Courant mars, j’ai eu la chance de co-faciliter avec ma partenaire Sandra Pedano un atelier de travail en « présentiel », mais à distance, durant une journée et pour une soixantaine de salariés d’une célébrissime marque française.
Cet atelier qui a fait travailler en mode transverse des équipes métier autour de la transformation numérique de l’entreprise me semble être un condensé de beaucoup de ce qui se joue en ce moment pour les organisations.
Organisé sur une période assez courte, cet atelier devait initialement réunir 25 personnes (réparties en 5 sous-groupes), nous devions le faciliter en « présentiel ».
C’est ainsi que Sandra et moi avons abordé la mission.

ENREGISTREMENTS EXTRAITS:
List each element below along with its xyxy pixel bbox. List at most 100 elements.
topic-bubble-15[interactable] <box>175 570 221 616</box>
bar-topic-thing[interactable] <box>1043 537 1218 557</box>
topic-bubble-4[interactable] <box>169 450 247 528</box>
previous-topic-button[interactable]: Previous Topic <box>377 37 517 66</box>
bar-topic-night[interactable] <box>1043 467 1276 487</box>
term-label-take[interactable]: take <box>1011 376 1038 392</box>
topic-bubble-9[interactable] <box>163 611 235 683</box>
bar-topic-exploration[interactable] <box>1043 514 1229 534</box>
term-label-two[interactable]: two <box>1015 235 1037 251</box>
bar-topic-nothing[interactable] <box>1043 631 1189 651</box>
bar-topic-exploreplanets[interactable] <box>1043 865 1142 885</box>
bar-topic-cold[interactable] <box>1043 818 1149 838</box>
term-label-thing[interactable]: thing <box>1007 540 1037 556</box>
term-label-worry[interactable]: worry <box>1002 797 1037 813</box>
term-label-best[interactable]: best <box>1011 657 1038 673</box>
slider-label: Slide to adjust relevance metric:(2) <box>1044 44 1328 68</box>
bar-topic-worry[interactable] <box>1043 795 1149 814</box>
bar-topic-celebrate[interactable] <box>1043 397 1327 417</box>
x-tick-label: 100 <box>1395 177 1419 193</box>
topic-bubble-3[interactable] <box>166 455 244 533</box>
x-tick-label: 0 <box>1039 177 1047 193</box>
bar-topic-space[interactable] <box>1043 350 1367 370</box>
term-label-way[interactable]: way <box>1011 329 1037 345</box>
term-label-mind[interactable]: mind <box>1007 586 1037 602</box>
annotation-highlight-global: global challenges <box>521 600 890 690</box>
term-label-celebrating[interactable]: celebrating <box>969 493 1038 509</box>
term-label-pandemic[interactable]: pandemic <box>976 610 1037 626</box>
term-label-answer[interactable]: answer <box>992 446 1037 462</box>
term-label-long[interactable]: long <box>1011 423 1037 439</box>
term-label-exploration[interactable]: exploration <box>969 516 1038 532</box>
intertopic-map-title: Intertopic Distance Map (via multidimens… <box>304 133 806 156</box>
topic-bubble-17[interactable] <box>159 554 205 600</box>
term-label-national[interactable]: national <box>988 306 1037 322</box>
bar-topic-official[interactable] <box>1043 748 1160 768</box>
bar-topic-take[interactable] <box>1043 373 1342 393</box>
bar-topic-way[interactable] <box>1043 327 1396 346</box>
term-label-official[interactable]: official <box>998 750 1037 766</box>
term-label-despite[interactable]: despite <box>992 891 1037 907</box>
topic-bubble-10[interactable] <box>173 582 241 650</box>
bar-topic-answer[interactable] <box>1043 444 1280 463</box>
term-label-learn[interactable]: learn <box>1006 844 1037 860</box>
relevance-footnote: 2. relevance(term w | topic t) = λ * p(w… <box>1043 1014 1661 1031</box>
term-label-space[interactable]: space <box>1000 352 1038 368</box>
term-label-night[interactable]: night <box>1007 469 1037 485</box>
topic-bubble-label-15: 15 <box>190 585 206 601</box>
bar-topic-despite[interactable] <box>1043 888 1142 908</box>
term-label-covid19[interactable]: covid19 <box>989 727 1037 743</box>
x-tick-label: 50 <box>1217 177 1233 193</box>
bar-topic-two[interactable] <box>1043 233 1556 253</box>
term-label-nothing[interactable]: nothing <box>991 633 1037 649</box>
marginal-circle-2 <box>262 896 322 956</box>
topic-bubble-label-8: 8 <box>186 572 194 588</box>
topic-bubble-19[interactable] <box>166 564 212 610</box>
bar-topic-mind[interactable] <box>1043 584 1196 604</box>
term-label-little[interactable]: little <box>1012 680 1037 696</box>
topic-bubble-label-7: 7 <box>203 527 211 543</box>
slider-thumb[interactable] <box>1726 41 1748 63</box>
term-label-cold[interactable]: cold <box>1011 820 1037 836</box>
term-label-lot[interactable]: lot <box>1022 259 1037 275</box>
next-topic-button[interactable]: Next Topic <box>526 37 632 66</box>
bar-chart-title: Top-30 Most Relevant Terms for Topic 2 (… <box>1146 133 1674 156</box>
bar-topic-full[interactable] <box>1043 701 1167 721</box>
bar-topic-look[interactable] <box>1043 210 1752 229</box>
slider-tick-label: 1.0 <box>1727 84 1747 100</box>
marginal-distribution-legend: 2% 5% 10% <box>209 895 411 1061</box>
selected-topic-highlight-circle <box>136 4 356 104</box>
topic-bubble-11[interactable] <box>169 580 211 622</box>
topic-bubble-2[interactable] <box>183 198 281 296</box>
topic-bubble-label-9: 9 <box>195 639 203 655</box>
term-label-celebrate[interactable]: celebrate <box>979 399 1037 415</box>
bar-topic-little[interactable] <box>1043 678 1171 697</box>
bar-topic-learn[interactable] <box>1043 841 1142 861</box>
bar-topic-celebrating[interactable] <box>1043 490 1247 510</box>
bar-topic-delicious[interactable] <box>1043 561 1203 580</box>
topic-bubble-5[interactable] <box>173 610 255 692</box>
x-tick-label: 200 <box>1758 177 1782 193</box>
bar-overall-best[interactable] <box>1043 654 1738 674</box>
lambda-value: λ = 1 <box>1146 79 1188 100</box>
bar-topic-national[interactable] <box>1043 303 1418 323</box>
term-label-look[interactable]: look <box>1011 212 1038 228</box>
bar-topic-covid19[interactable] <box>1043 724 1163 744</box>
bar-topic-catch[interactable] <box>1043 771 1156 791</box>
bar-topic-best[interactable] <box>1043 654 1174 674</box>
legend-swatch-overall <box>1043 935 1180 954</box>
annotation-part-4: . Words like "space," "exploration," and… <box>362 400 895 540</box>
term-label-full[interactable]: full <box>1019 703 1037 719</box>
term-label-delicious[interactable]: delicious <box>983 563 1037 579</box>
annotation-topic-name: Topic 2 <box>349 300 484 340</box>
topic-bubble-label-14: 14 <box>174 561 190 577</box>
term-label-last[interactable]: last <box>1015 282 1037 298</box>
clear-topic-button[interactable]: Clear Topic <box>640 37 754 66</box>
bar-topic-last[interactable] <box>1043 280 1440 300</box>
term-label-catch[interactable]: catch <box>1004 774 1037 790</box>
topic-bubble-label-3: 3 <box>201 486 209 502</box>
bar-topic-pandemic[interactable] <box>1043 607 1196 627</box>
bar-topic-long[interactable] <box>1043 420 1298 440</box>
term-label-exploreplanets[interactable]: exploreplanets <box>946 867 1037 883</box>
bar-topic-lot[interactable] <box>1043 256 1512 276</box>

TÂCHE:
Pouvez-vous redonner mot pour mot le passage du texte extrait qui commence par « Cet atelier qui » et se poursuit jusqu'à « abordé la mission. » ?

RÉPONSE:
Cet atelier qui a fait travailler en mode transverse des équipes métier autour de la transformation numérique de l’entreprise me semble être un condensé de beaucoup de ce qui se joue en ce moment pour les organisations.
Organisé sur une période assez courte, cet atelier devait initialement réunir 25 personnes (réparties en 5 sous-groupes), nous devions le faciliter en « présentiel ».
C’est ainsi que Sandra et moi avons abordé la mission.